▸ Listed entries
◆ ◆ ◆ ◆ ◆ ◆ ◆
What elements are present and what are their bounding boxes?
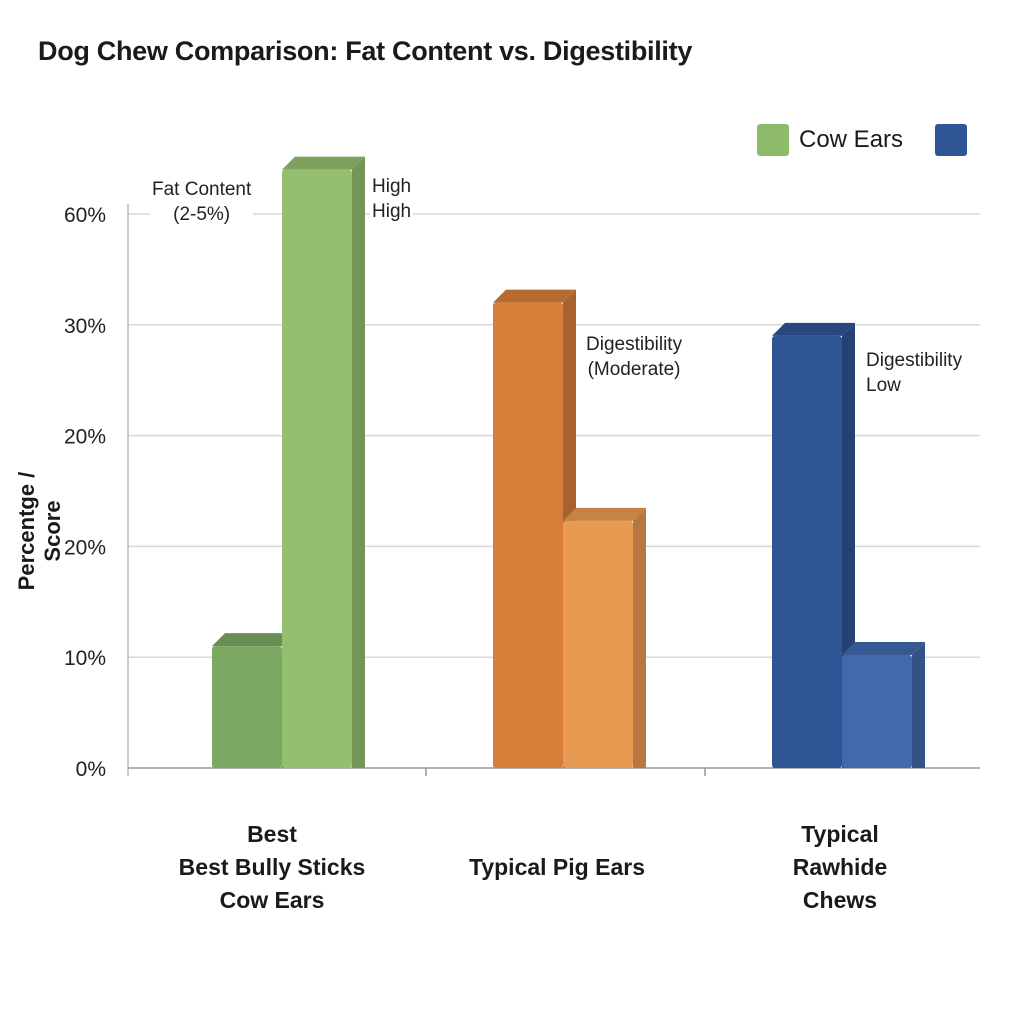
y-tick-label: 60% [64,204,106,227]
y-tick-label: 30% [64,315,106,338]
y-tick-label: 0% [76,758,106,781]
category-line: Typical Pig Ears [469,854,645,880]
bar-side [633,507,646,768]
category-line: Typical [801,821,879,847]
bar [282,169,352,768]
bar-top [493,289,576,303]
bar [493,302,563,768]
bar [563,520,633,768]
bar-side [352,156,365,768]
annotation-high: High High [370,174,414,224]
y-tick-label: 20% [64,536,106,559]
annotation-line: (Moderate) [587,359,681,380]
annotation-pig-digestibility: Digestibility (Moderate) [584,332,685,382]
bar [842,654,912,768]
y-tick-label: 10% [64,647,106,670]
category-line: Chews [802,887,878,913]
y-tick-label: 20% [64,426,106,449]
annotation-line: Fat Content [152,179,252,200]
category-line: Best [247,821,297,847]
chart-title: Dog Chew Comparison: Fat Content vs. Dig… [38,36,693,66]
bar-top [282,156,365,170]
annotation-line: Low [866,375,901,396]
annotation-line: (2-5%) [173,204,231,225]
category-label-rawhide: Typical Rawhide Chews [710,818,970,917]
bar-top [212,633,295,647]
annotation-line: High [372,176,412,197]
category-label-bully-sticks: Best Best Bully Sticks Cow Ears [142,818,402,917]
category-line: Best Bully Sticks [178,854,366,880]
category-line: Rawhide [792,854,888,880]
annotation-line: Digestibility [866,350,963,371]
y-axis-label: Percentge / Score [14,471,65,591]
bar-top [563,507,646,521]
category-line: Cow Ears [219,887,325,913]
legend: Cow Ears [757,124,968,156]
bar-top [772,322,855,336]
legend-swatch-cow-ears [757,124,789,156]
bar [772,335,842,768]
bar-top [842,641,925,655]
bar [212,646,282,768]
annotation-fat-content: Fat Content (2-5%) [150,177,254,227]
annotation-line: High [372,201,412,222]
annotation-line: Digestibility [586,334,683,355]
legend-label-cow-ears: Cow Ears [799,126,904,153]
annotation-rawhide-digestibility: Digestibility Low [864,348,965,398]
legend-swatch-blue [935,124,968,156]
bar-side [912,641,925,768]
category-label-pig-ears: Typical Pig Ears [427,851,687,884]
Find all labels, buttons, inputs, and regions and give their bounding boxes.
◆ ◆ ◆ ◆ ◆ ◆ ◆
▸ Work instructions
Count the lines of the material above that contain the word "their", and give only that number.

▸ Exercise result
2